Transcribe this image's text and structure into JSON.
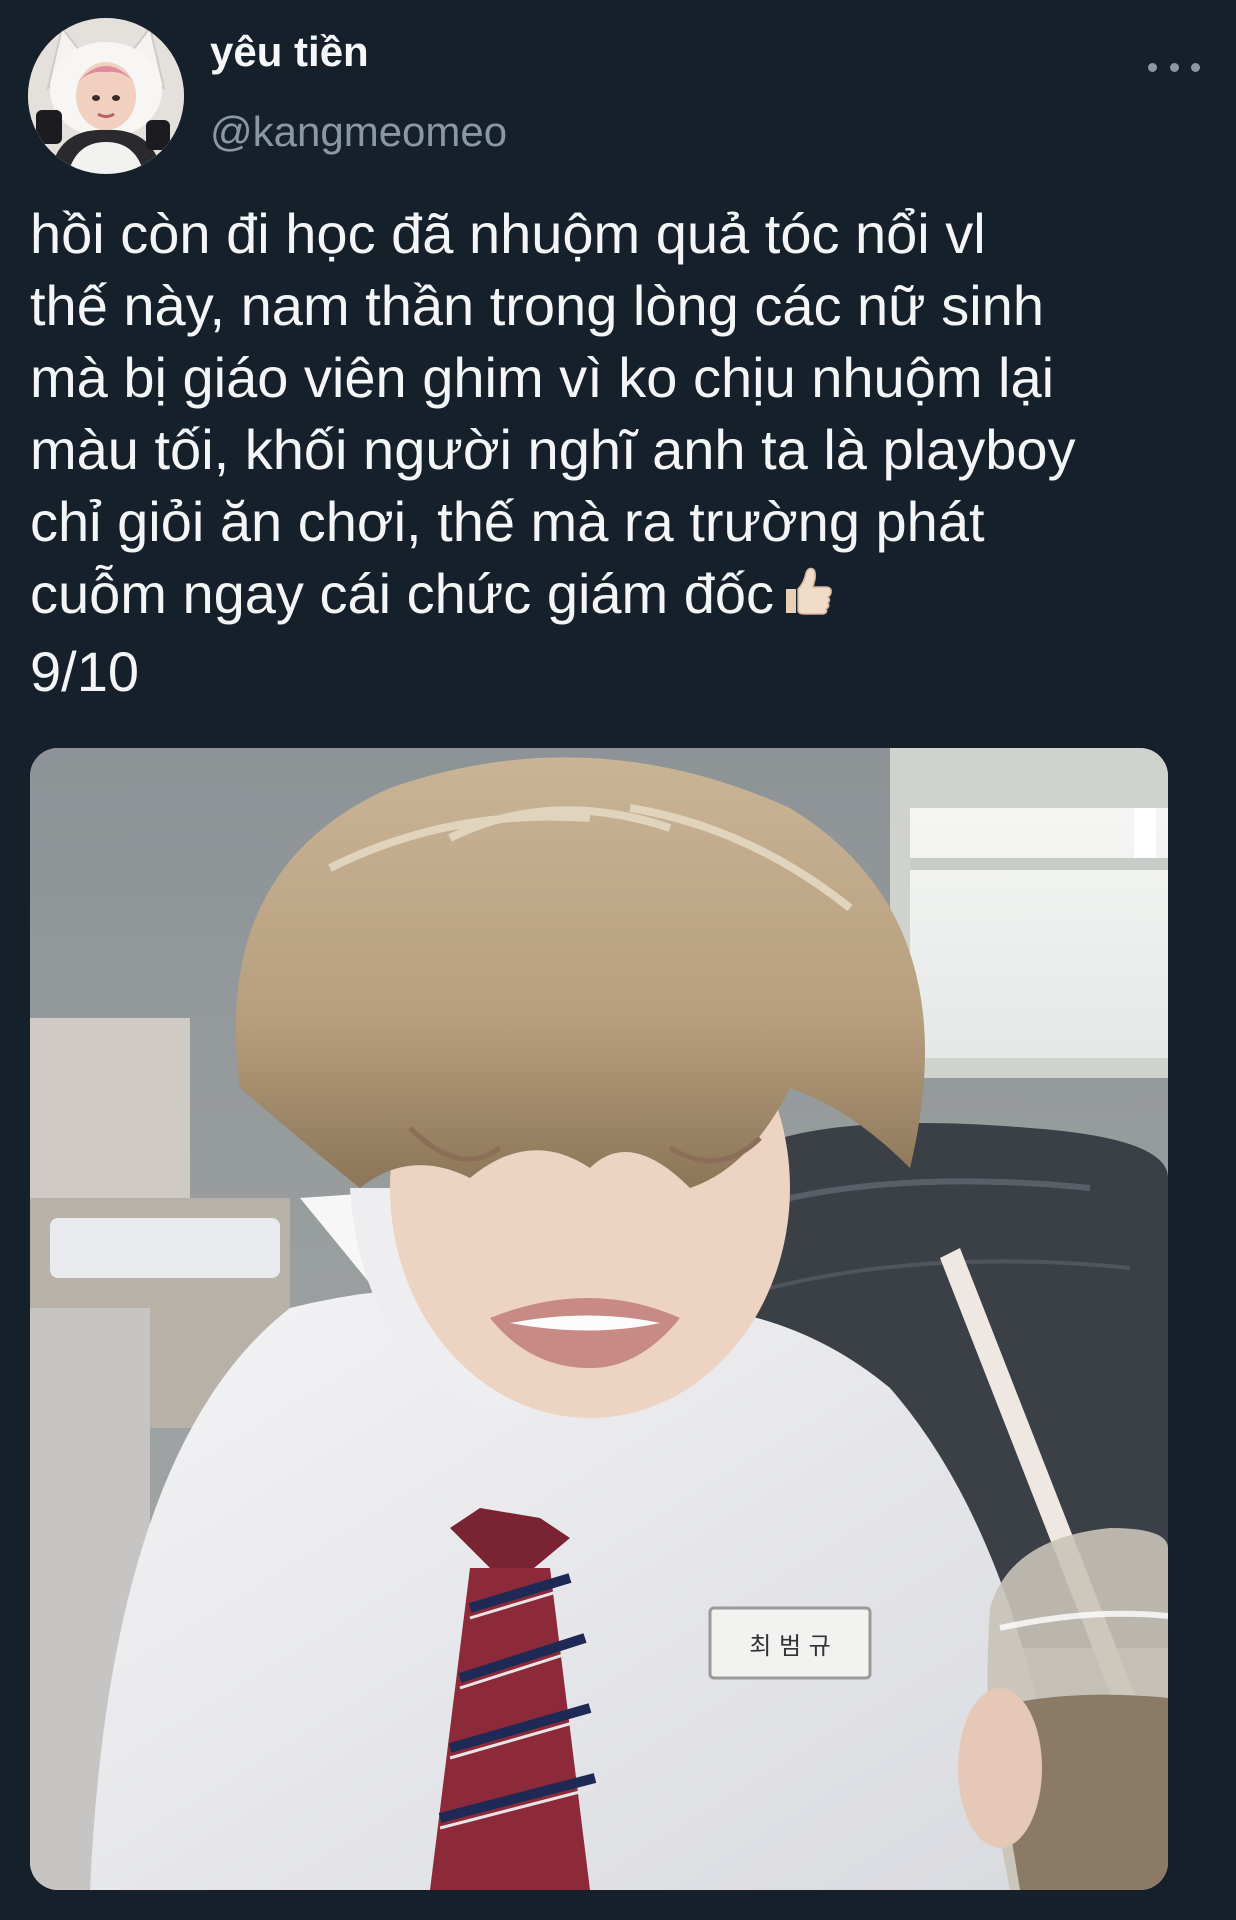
{
  "tweet": {
    "author": {
      "display_name": "yêu tiền",
      "handle": "@kangmeomeo",
      "avatar_icon": "avatar-photo"
    },
    "more_icon": "more-horizontal-icon",
    "text_lines": [
      "hồi còn đi học đã nhuộm quả tóc nổi vl",
      "thế này, nam thần trong lòng các nữ sinh",
      "mà bị giáo viên ghim vì ko chịu nhuộm lại",
      "màu tối, khối người nghĩ anh ta là playboy",
      "chỉ giỏi ăn chơi, thế mà ra trường phát",
      "cuỗm ngay cái chức giám đốc"
    ],
    "emoji": "thumbs-up-icon",
    "rating": "9/10",
    "photo": {
      "name_tag": "최 범 규"
    }
  },
  "colors": {
    "background": "#16202b",
    "text": "#f3f5f7",
    "secondary_text": "#8a98a6"
  }
}
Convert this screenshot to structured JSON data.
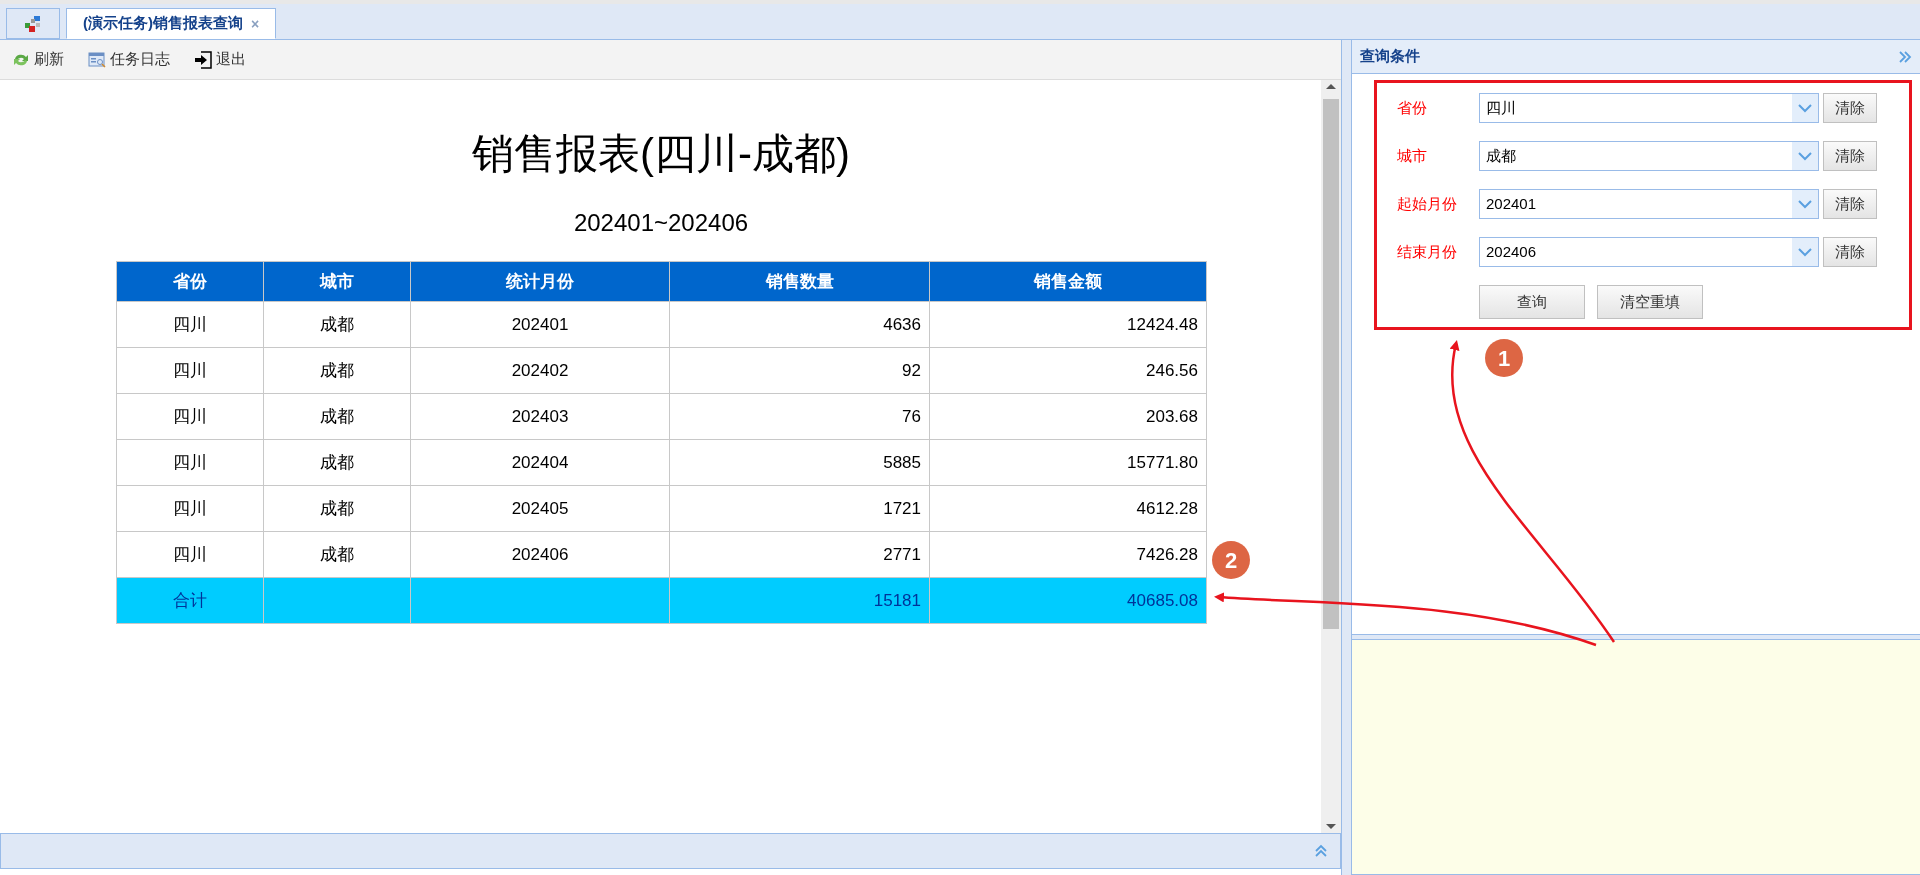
{
  "tabs": [
    {
      "kind": "home",
      "selected": false
    },
    {
      "kind": "page",
      "label": "(演示任务)销售报表查询",
      "close": "×",
      "selected": true
    }
  ],
  "toolbar": [
    {
      "kind": "refresh",
      "label": "刷新"
    },
    {
      "kind": "log",
      "label": "任务日志"
    },
    {
      "kind": "exit",
      "label": "退出"
    }
  ],
  "report": {
    "title": "销售报表(四川-成都)",
    "subtitle": "202401~202406",
    "table": {
      "columns": [
        "省份",
        "城市",
        "统计月份",
        "销售数量",
        "销售金额"
      ],
      "rows": [
        [
          "四川",
          "成都",
          "202401",
          "4636",
          "12424.48"
        ],
        [
          "四川",
          "成都",
          "202402",
          "92",
          "246.56"
        ],
        [
          "四川",
          "成都",
          "202403",
          "76",
          "203.68"
        ],
        [
          "四川",
          "成都",
          "202404",
          "5885",
          "15771.80"
        ],
        [
          "四川",
          "成都",
          "202405",
          "1721",
          "4612.28"
        ],
        [
          "四川",
          "成都",
          "202406",
          "2771",
          "7426.28"
        ]
      ],
      "total_row": {
        "label": "合计",
        "quantity": "15181",
        "amount": "40685.08"
      }
    }
  },
  "query_panel": {
    "title": "查询条件",
    "fields": [
      {
        "label": "省份",
        "value": "四川",
        "clear": "清除"
      },
      {
        "label": "城市",
        "value": "成都",
        "clear": "清除"
      },
      {
        "label": "起始月份",
        "value": "202401",
        "clear": "清除"
      },
      {
        "label": "结束月份",
        "value": "202406",
        "clear": "清除"
      }
    ],
    "buttons": [
      "查询",
      "清空重填"
    ]
  },
  "annotations": [
    {
      "number": "1"
    },
    {
      "number": "2"
    }
  ]
}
......
## Task
Go through the material and copy out every line with "kind" in it.

## Exercise output
      "kind": "home",
      "kind": "page",
      "kind": "refresh",
      "kind": "log",
      "kind": "exit",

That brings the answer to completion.